DATASET EXCERPTS:
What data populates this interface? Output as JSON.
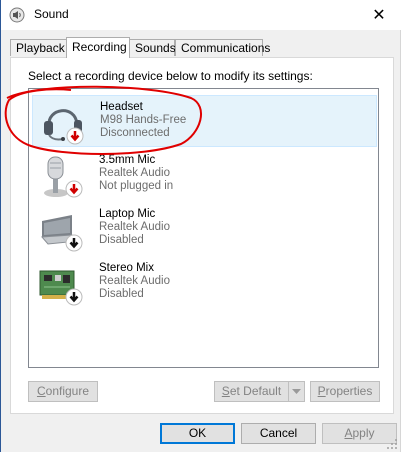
{
  "window": {
    "title": "Sound",
    "close_glyph": "✕"
  },
  "tabs": [
    {
      "label": "Playback",
      "active": false
    },
    {
      "label": "Recording",
      "active": true
    },
    {
      "label": "Sounds",
      "active": false
    },
    {
      "label": "Communications",
      "active": false
    }
  ],
  "instruction": "Select a recording device below to modify its settings:",
  "devices": [
    {
      "name": "Headset",
      "driver": "M98 Hands-Free",
      "status": "Disconnected",
      "icon": "headset-icon",
      "badge": "red-down-arrow",
      "selected": true
    },
    {
      "name": "3.5mm Mic",
      "driver": "Realtek Audio",
      "status": "Not plugged in",
      "icon": "microphone-icon",
      "badge": "red-down-arrow",
      "selected": false
    },
    {
      "name": "Laptop Mic",
      "driver": "Realtek Audio",
      "status": "Disabled",
      "icon": "laptop-microphone-icon",
      "badge": "black-down-arrow",
      "selected": false
    },
    {
      "name": "Stereo Mix",
      "driver": "Realtek Audio",
      "status": "Disabled",
      "icon": "sound-card-icon",
      "badge": "black-down-arrow",
      "selected": false
    }
  ],
  "buttons": {
    "configure_prefix": "",
    "configure_ul": "C",
    "configure_rest": "onfigure",
    "setdefault_ul": "S",
    "setdefault_rest": "et Default",
    "properties_ul": "P",
    "properties_rest": "roperties",
    "ok": "OK",
    "cancel": "Cancel",
    "apply_ul": "A",
    "apply_rest": "pply"
  },
  "colors": {
    "accent": "#0078d7",
    "selected_bg": "#e5f3fb",
    "annotation": "#e00000"
  }
}
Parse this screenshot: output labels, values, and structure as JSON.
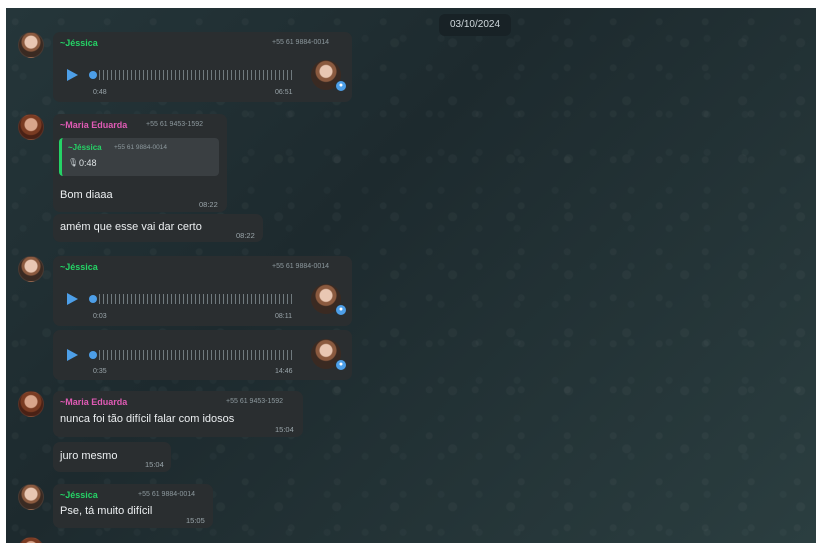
{
  "date_chip": "03/10/2024",
  "messages": [
    {
      "sender": "~Jéssica",
      "phone": "+55 61 9884-0014",
      "voice_elapsed": "0:48",
      "voice_time": "06:51"
    },
    {
      "sender": "~Maria Eduarda",
      "phone": "+55 61 9453-1592",
      "quote": {
        "sender": "~Jéssica",
        "phone": "+55 61 9884-0014",
        "duration": "0:48"
      },
      "text": "Bom diaaa",
      "time": "08:22"
    },
    {
      "text": "amém que esse vai dar certo",
      "time": "08:22"
    },
    {
      "sender": "~Jéssica",
      "phone": "+55 61 9884-0014",
      "voice_elapsed": "0:03",
      "voice_time": "08:11"
    },
    {
      "voice_elapsed": "0:35",
      "voice_time": "14:46"
    },
    {
      "sender": "~Maria Eduarda",
      "phone": "+55 61 9453-1592",
      "text": "nunca foi tão difícil falar com idosos",
      "time": "15:04"
    },
    {
      "text": "juro mesmo",
      "time": "15:04"
    },
    {
      "sender": "~Jéssica",
      "phone": "+55 61 9884-0014",
      "text": "Pse,  tá muito difícil",
      "time": "15:05"
    }
  ],
  "icons": {
    "play": "play-icon",
    "mic": "mic-icon",
    "avatar_jessica": "avatar",
    "avatar_maria": "avatar"
  },
  "colors": {
    "accent": "#4d9fe8",
    "jessica_name": "#25d366",
    "maria_name": "#e05bb5",
    "bubble": "#2a2e30"
  }
}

GOAL OF THE EXERCISE: Extract, character for character, every line from the one that holds "Parse this screenshot: output" through the end of the entries above. Include both boundary lines and no pictures.

RESULT OF THIS EXERCISE:
Parse this screenshot: output labels, values, and structure as JSON.
{
  "date_chip": "03/10/2024",
  "messages": [
    {
      "sender": "~Jéssica",
      "phone": "+55 61 9884-0014",
      "voice_elapsed": "0:48",
      "voice_time": "06:51"
    },
    {
      "sender": "~Maria Eduarda",
      "phone": "+55 61 9453-1592",
      "quote": {
        "sender": "~Jéssica",
        "phone": "+55 61 9884-0014",
        "duration": "0:48"
      },
      "text": "Bom diaaa",
      "time": "08:22"
    },
    {
      "text": "amém que esse vai dar certo",
      "time": "08:22"
    },
    {
      "sender": "~Jéssica",
      "phone": "+55 61 9884-0014",
      "voice_elapsed": "0:03",
      "voice_time": "08:11"
    },
    {
      "voice_elapsed": "0:35",
      "voice_time": "14:46"
    },
    {
      "sender": "~Maria Eduarda",
      "phone": "+55 61 9453-1592",
      "text": "nunca foi tão difícil falar com idosos",
      "time": "15:04"
    },
    {
      "text": "juro mesmo",
      "time": "15:04"
    },
    {
      "sender": "~Jéssica",
      "phone": "+55 61 9884-0014",
      "text": "Pse,  tá muito difícil",
      "time": "15:05"
    }
  ],
  "icons": {
    "play": "play-icon",
    "mic": "mic-icon",
    "avatar_jessica": "avatar",
    "avatar_maria": "avatar"
  },
  "colors": {
    "accent": "#4d9fe8",
    "jessica_name": "#25d366",
    "maria_name": "#e05bb5",
    "bubble": "#2a2e30"
  }
}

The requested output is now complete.